INSTRUCTIONS FOR THE TASK:
Copy out the listing in full, exactly as written, but not its pictures.

Figure collection entries
——————
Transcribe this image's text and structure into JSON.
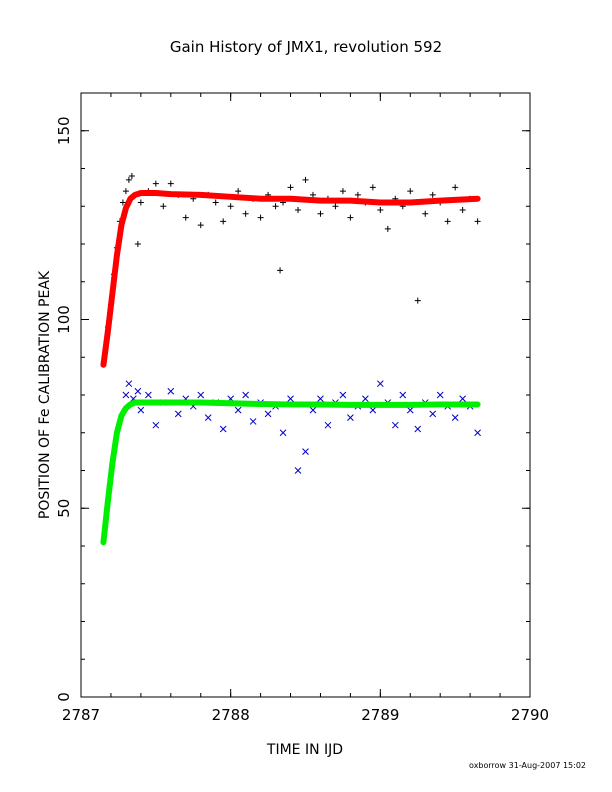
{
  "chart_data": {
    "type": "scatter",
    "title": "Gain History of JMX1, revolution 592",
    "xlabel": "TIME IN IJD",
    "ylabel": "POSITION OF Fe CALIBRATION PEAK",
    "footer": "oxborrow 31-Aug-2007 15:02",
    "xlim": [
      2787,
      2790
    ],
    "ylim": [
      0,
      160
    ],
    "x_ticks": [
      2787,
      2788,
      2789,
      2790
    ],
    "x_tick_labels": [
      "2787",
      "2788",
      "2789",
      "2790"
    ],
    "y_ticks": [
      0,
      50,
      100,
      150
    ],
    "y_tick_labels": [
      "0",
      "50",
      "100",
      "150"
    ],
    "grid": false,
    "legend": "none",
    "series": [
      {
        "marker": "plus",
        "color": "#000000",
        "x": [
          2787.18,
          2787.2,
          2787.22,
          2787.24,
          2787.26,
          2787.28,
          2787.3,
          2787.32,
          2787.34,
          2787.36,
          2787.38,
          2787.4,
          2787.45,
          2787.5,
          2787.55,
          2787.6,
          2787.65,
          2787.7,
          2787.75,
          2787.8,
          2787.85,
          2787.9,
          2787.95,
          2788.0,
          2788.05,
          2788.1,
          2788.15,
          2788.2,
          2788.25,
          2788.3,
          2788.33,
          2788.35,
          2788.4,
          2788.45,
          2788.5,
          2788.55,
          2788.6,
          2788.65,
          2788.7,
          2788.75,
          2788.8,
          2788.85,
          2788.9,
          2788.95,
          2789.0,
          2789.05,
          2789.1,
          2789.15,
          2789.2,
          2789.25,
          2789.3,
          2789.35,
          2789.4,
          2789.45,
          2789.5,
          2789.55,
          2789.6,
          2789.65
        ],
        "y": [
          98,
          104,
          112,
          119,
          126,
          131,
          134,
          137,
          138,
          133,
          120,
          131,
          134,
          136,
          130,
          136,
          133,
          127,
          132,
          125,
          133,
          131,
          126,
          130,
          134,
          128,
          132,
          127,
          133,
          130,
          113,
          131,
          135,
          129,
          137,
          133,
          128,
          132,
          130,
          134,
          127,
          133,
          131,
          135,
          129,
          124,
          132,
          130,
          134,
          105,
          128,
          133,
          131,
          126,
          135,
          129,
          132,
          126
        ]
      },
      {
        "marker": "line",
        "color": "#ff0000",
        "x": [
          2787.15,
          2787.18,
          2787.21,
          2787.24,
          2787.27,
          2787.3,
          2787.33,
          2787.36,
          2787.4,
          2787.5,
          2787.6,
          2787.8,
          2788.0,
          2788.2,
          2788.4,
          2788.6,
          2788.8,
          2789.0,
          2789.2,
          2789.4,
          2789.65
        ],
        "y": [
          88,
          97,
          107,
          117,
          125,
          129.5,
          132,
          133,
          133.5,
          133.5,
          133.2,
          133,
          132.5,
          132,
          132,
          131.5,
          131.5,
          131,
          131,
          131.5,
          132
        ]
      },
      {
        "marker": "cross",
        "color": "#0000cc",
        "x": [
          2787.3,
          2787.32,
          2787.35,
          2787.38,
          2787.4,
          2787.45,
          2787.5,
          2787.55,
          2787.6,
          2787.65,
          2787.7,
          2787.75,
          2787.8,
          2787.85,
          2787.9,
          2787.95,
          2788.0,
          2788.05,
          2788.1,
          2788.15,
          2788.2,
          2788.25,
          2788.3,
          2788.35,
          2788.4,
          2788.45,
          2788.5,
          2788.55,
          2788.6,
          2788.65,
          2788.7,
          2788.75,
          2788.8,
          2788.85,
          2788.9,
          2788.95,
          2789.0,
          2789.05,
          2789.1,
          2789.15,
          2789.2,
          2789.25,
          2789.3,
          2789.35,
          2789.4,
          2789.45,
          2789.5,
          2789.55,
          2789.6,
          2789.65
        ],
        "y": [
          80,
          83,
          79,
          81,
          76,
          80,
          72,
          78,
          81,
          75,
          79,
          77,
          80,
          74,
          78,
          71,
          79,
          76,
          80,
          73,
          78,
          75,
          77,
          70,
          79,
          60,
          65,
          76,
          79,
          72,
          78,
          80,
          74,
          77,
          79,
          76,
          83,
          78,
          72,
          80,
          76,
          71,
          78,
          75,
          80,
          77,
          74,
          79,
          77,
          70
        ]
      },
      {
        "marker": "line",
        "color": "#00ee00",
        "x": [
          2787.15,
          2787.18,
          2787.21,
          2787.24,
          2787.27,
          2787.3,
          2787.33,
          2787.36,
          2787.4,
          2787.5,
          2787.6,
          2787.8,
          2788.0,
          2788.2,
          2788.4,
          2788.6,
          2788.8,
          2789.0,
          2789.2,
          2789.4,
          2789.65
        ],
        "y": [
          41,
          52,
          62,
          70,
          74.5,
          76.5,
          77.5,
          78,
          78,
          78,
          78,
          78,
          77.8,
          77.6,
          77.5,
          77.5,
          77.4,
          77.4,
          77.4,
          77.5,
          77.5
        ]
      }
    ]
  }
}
——————
CORRECT ANSWER:
Transcribe this image's text and structure into JSON.
{
  "chart_data": {
    "type": "scatter",
    "title": "Gain History of JMX1, revolution 592",
    "xlabel": "TIME IN IJD",
    "ylabel": "POSITION OF Fe CALIBRATION PEAK",
    "footer": "oxborrow 31-Aug-2007 15:02",
    "xlim": [
      2787,
      2790
    ],
    "ylim": [
      0,
      160
    ],
    "x_ticks": [
      2787,
      2788,
      2789,
      2790
    ],
    "x_tick_labels": [
      "2787",
      "2788",
      "2789",
      "2790"
    ],
    "y_ticks": [
      0,
      50,
      100,
      150
    ],
    "y_tick_labels": [
      "0",
      "50",
      "100",
      "150"
    ],
    "grid": false,
    "legend": "none",
    "series": [
      {
        "marker": "plus",
        "color": "#000000",
        "x": [
          2787.18,
          2787.2,
          2787.22,
          2787.24,
          2787.26,
          2787.28,
          2787.3,
          2787.32,
          2787.34,
          2787.36,
          2787.38,
          2787.4,
          2787.45,
          2787.5,
          2787.55,
          2787.6,
          2787.65,
          2787.7,
          2787.75,
          2787.8,
          2787.85,
          2787.9,
          2787.95,
          2788.0,
          2788.05,
          2788.1,
          2788.15,
          2788.2,
          2788.25,
          2788.3,
          2788.33,
          2788.35,
          2788.4,
          2788.45,
          2788.5,
          2788.55,
          2788.6,
          2788.65,
          2788.7,
          2788.75,
          2788.8,
          2788.85,
          2788.9,
          2788.95,
          2789.0,
          2789.05,
          2789.1,
          2789.15,
          2789.2,
          2789.25,
          2789.3,
          2789.35,
          2789.4,
          2789.45,
          2789.5,
          2789.55,
          2789.6,
          2789.65
        ],
        "y": [
          98,
          104,
          112,
          119,
          126,
          131,
          134,
          137,
          138,
          133,
          120,
          131,
          134,
          136,
          130,
          136,
          133,
          127,
          132,
          125,
          133,
          131,
          126,
          130,
          134,
          128,
          132,
          127,
          133,
          130,
          113,
          131,
          135,
          129,
          137,
          133,
          128,
          132,
          130,
          134,
          127,
          133,
          131,
          135,
          129,
          124,
          132,
          130,
          134,
          105,
          128,
          133,
          131,
          126,
          135,
          129,
          132,
          126
        ]
      },
      {
        "marker": "line",
        "color": "#ff0000",
        "x": [
          2787.15,
          2787.18,
          2787.21,
          2787.24,
          2787.27,
          2787.3,
          2787.33,
          2787.36,
          2787.4,
          2787.5,
          2787.6,
          2787.8,
          2788.0,
          2788.2,
          2788.4,
          2788.6,
          2788.8,
          2789.0,
          2789.2,
          2789.4,
          2789.65
        ],
        "y": [
          88,
          97,
          107,
          117,
          125,
          129.5,
          132,
          133,
          133.5,
          133.5,
          133.2,
          133,
          132.5,
          132,
          132,
          131.5,
          131.5,
          131,
          131,
          131.5,
          132
        ]
      },
      {
        "marker": "cross",
        "color": "#0000cc",
        "x": [
          2787.3,
          2787.32,
          2787.35,
          2787.38,
          2787.4,
          2787.45,
          2787.5,
          2787.55,
          2787.6,
          2787.65,
          2787.7,
          2787.75,
          2787.8,
          2787.85,
          2787.9,
          2787.95,
          2788.0,
          2788.05,
          2788.1,
          2788.15,
          2788.2,
          2788.25,
          2788.3,
          2788.35,
          2788.4,
          2788.45,
          2788.5,
          2788.55,
          2788.6,
          2788.65,
          2788.7,
          2788.75,
          2788.8,
          2788.85,
          2788.9,
          2788.95,
          2789.0,
          2789.05,
          2789.1,
          2789.15,
          2789.2,
          2789.25,
          2789.3,
          2789.35,
          2789.4,
          2789.45,
          2789.5,
          2789.55,
          2789.6,
          2789.65
        ],
        "y": [
          80,
          83,
          79,
          81,
          76,
          80,
          72,
          78,
          81,
          75,
          79,
          77,
          80,
          74,
          78,
          71,
          79,
          76,
          80,
          73,
          78,
          75,
          77,
          70,
          79,
          60,
          65,
          76,
          79,
          72,
          78,
          80,
          74,
          77,
          79,
          76,
          83,
          78,
          72,
          80,
          76,
          71,
          78,
          75,
          80,
          77,
          74,
          79,
          77,
          70
        ]
      },
      {
        "marker": "line",
        "color": "#00ee00",
        "x": [
          2787.15,
          2787.18,
          2787.21,
          2787.24,
          2787.27,
          2787.3,
          2787.33,
          2787.36,
          2787.4,
          2787.5,
          2787.6,
          2787.8,
          2788.0,
          2788.2,
          2788.4,
          2788.6,
          2788.8,
          2789.0,
          2789.2,
          2789.4,
          2789.65
        ],
        "y": [
          41,
          52,
          62,
          70,
          74.5,
          76.5,
          77.5,
          78,
          78,
          78,
          78,
          78,
          77.8,
          77.6,
          77.5,
          77.5,
          77.4,
          77.4,
          77.4,
          77.5,
          77.5
        ]
      }
    ]
  }
}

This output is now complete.